(Stored data)
☆ ☆ ☆ ☆ ☆ ☆ ☆
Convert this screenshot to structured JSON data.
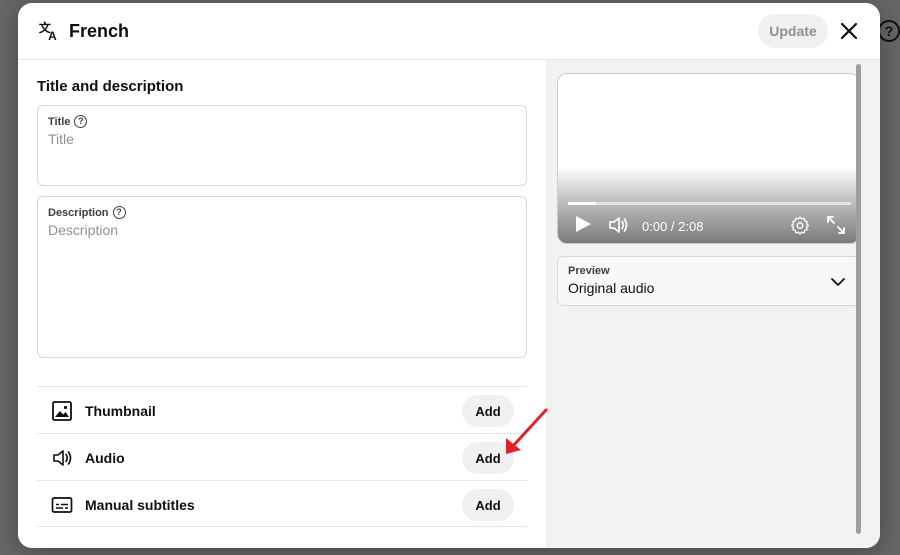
{
  "dialog": {
    "title": "French",
    "update_label": "Update"
  },
  "form": {
    "section_title": "Title and description",
    "title_label": "Title",
    "title_placeholder": "Title",
    "title_value": "",
    "description_label": "Description",
    "description_placeholder": "Description",
    "description_value": ""
  },
  "assets": [
    {
      "label": "Thumbnail",
      "icon": "image-icon",
      "button": "Add"
    },
    {
      "label": "Audio",
      "icon": "speaker-icon",
      "button": "Add"
    },
    {
      "label": "Manual subtitles",
      "icon": "subtitles-icon",
      "button": "Add"
    }
  ],
  "player": {
    "time": "0:00 / 2:08",
    "progress": 0.1
  },
  "preview": {
    "label": "Preview",
    "value": "Original audio"
  },
  "colors": {
    "annotation_arrow": "#e0202a"
  }
}
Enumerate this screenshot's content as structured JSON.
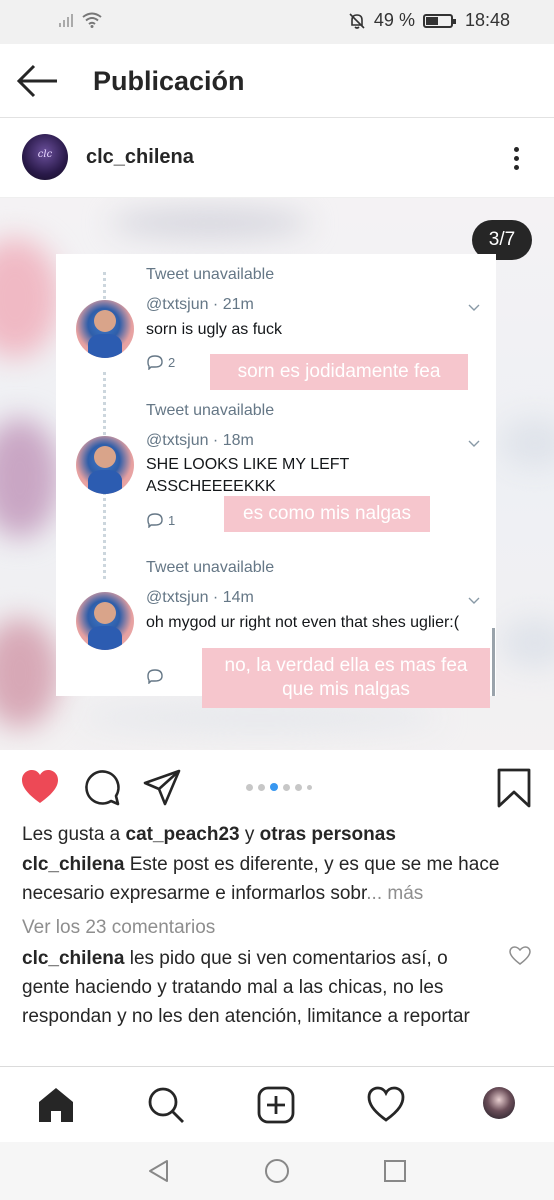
{
  "status_bar": {
    "battery_text": "49 %",
    "battery_level": 0.49,
    "time": "18:48",
    "icons": [
      "signal-icon",
      "wifi-icon",
      "mute-icon",
      "battery-icon"
    ]
  },
  "app_bar": {
    "title": "Publicación",
    "back_icon": "arrow-left-icon"
  },
  "post": {
    "username": "clc_chilena",
    "avatar_text": "clc",
    "more_icon": "more-vertical-icon",
    "counter": "3/7",
    "tweets": [
      {
        "unavailable": "Tweet unavailable",
        "meta": "@txtsjun · 21m",
        "text": "sorn is ugly as fuck",
        "replies": "2",
        "translation": "sorn es jodidamente fea"
      },
      {
        "unavailable": "Tweet unavailable",
        "meta": "@txtsjun · 18m",
        "text": "SHE LOOKS LIKE MY LEFT ASSCHEEEEKKK",
        "replies": "1",
        "translation": "es como mis nalgas"
      },
      {
        "unavailable": "Tweet unavailable",
        "meta": "@txtsjun · 14m",
        "text": "oh mygod ur right not even that shes uglier:(",
        "replies": "",
        "translation": "no, la verdad ella es mas fea que mis nalgas"
      }
    ],
    "carousel": {
      "count": 6,
      "active_index": 2
    },
    "likes": {
      "prefix": "Les gusta a ",
      "user": "cat_peach23",
      "joiner": " y ",
      "rest": "otras personas"
    },
    "caption": {
      "user": "clc_chilena",
      "text": " Este post es diferente, y es que se me hace necesario expresarme e informarlos sobr",
      "ellipsis": "... ",
      "more": "más"
    },
    "view_comments": "Ver los 23 comentarios",
    "comment": {
      "user": "clc_chilena",
      "text": " les pido que si ven comentarios así, o gente haciendo y tratando mal a las chicas, no les respondan y no les den atención, limitance a reportar"
    },
    "colors": {
      "like_red": "#ed4956",
      "carousel_active": "#3897f0",
      "translation_bg": "#f6c6cd",
      "counter_bg": "#262626"
    }
  },
  "bottom_nav": {
    "items": [
      "home-icon",
      "search-icon",
      "add-post-icon",
      "activity-heart-icon",
      "profile-avatar"
    ]
  },
  "system_nav": {
    "items": [
      "back-triangle-icon",
      "home-circle-icon",
      "recents-square-icon"
    ]
  }
}
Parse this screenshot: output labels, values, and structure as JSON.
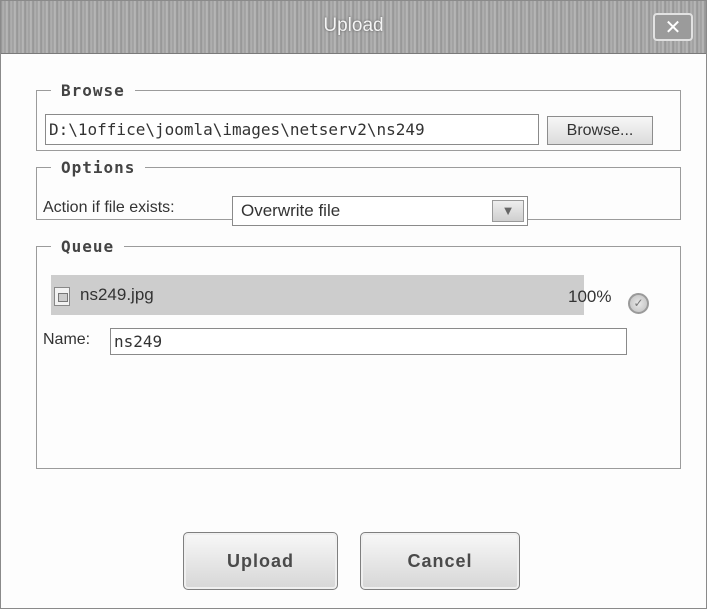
{
  "window": {
    "title": "Upload",
    "close_label": "✕"
  },
  "browse": {
    "legend": "Browse",
    "path_value": "D:\\1office\\joomla\\images\\netserv2\\ns249",
    "button_label": "Browse..."
  },
  "options": {
    "legend": "Options",
    "action_label": "Action if file exists:",
    "action_selected": "Overwrite file"
  },
  "queue": {
    "legend": "Queue",
    "file_name": "ns249.jpg",
    "progress_percent": 100,
    "progress_text": "100%",
    "name_label": "Name:",
    "name_value": "ns249"
  },
  "actions": {
    "upload_label": "Upload",
    "cancel_label": "Cancel"
  },
  "icons": {
    "close": "close-icon",
    "file": "file-icon",
    "done": "checkmark-icon",
    "dropdown": "chevron-down-icon"
  }
}
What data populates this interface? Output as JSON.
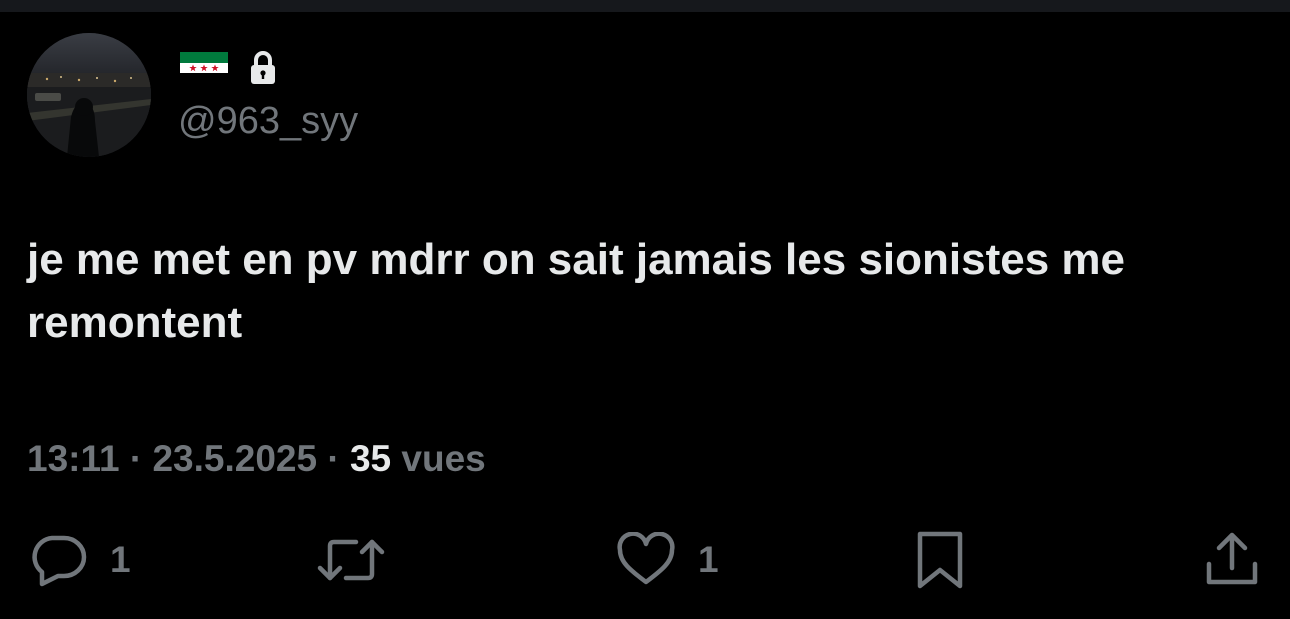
{
  "header": {
    "handle": "@963_syy",
    "icons": {
      "flag": "syria-independence-flag-icon",
      "lock": "lock-icon"
    }
  },
  "tweet": {
    "text": "je me met en pv mdrr on sait jamais les sionistes me remontent"
  },
  "meta": {
    "time": "13:11",
    "separator": "·",
    "date": "23.5.2025",
    "views_count": "35",
    "views_label": "vues"
  },
  "actions": {
    "reply_count": "1",
    "like_count": "1",
    "icons": [
      "reply-icon",
      "repost-icon",
      "like-icon",
      "bookmark-icon",
      "share-icon"
    ]
  },
  "colors": {
    "background": "#000000",
    "text_primary": "#e7e9ea",
    "text_secondary": "#71767b",
    "flag_green": "#007a3d",
    "flag_white": "#ffffff",
    "flag_black": "#000000",
    "flag_star_red": "#ce1126"
  }
}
☆ ☆ ☆ ☆ ☆ ☆ ☆
Each line above that holds the string "structured" should be copied and shown.

[Result]:
Convert this screenshot to structured JSON data.
Enumerate this screenshot's content as structured JSON.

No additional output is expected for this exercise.